- _YOUR GOAL_: Lines that include the word "stats" are the ones to copy.

[Data entries]

━━━━━━━━━━━━━━━━

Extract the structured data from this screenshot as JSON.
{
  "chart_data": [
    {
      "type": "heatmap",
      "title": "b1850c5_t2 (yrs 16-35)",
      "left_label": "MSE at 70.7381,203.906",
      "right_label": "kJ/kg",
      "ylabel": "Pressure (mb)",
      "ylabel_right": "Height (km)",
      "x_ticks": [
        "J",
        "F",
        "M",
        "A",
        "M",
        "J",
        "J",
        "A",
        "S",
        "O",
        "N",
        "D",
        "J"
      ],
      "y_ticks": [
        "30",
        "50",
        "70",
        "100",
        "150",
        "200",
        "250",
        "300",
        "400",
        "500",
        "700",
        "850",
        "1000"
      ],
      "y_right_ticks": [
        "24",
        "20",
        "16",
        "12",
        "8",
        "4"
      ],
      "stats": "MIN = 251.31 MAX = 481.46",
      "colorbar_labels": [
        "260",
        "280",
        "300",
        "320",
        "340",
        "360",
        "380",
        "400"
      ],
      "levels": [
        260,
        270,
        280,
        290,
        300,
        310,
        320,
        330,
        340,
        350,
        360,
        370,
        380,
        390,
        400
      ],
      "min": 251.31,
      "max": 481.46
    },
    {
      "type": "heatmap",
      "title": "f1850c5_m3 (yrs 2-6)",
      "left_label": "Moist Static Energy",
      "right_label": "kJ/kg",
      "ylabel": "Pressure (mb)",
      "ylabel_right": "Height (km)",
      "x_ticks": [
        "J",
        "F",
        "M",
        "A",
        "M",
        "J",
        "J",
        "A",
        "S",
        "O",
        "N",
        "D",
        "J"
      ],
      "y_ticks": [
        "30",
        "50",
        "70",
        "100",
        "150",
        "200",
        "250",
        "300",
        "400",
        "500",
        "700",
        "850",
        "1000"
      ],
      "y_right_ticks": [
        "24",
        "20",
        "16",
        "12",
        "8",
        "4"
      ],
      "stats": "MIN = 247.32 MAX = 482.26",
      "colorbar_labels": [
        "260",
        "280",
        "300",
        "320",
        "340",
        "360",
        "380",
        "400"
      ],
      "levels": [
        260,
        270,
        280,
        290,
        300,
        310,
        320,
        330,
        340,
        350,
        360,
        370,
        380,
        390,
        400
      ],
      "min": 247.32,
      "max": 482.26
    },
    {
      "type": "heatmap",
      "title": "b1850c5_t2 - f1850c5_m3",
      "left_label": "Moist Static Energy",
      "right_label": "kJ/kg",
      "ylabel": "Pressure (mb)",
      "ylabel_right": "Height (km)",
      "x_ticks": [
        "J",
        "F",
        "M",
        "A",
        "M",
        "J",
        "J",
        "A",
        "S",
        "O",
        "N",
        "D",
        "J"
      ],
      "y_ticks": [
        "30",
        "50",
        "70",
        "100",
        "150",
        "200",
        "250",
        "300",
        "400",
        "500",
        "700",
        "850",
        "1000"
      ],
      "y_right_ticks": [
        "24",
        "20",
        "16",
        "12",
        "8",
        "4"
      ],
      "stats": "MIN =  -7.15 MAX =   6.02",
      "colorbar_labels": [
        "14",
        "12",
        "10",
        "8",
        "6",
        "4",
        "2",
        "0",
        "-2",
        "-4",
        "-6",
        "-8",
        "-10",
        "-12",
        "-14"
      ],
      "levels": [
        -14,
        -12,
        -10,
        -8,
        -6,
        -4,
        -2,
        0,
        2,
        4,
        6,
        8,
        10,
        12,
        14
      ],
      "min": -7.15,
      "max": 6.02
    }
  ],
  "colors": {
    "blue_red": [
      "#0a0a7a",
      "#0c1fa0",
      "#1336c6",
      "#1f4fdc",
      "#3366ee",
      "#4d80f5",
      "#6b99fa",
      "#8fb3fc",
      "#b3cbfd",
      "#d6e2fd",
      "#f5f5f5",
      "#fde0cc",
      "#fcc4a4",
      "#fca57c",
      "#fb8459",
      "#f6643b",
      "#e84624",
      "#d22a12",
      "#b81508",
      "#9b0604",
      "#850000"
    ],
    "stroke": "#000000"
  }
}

━━━━━━━━━━━━━━━━

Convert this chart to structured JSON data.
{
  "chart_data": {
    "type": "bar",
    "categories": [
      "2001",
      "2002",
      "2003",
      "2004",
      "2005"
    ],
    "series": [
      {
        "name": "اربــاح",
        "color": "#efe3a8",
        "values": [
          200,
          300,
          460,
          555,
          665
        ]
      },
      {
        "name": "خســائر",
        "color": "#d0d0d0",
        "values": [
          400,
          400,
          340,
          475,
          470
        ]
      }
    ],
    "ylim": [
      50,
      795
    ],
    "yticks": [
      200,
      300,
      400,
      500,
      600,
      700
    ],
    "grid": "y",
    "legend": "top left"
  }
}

━━━━━━━━━━━━━━━━

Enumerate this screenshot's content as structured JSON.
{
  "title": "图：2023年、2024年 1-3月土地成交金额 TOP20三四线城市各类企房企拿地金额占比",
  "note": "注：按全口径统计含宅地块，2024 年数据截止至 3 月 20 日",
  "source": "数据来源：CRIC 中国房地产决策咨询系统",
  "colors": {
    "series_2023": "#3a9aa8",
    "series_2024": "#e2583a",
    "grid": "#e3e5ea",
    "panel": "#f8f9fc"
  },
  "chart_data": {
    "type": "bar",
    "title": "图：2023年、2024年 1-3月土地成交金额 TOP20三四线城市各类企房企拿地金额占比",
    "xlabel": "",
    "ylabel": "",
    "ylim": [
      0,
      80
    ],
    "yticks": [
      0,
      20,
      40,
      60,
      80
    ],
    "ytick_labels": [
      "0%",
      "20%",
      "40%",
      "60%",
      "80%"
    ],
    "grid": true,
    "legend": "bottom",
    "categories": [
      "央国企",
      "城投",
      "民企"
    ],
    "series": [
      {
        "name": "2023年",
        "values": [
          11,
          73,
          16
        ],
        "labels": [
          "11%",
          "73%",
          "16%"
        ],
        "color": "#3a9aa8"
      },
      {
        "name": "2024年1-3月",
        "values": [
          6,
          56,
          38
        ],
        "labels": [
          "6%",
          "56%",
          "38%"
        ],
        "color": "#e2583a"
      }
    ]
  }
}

━━━━━━━━━━━━━━━━

- _SOLUTION TO THE PROBLEM_:
      "stats": "MIN = 251.31 MAX = 481.46",
      "stats": "MIN = 247.32 MAX = 482.26",
      "stats": "MIN =  -7.15 MAX =   6.02",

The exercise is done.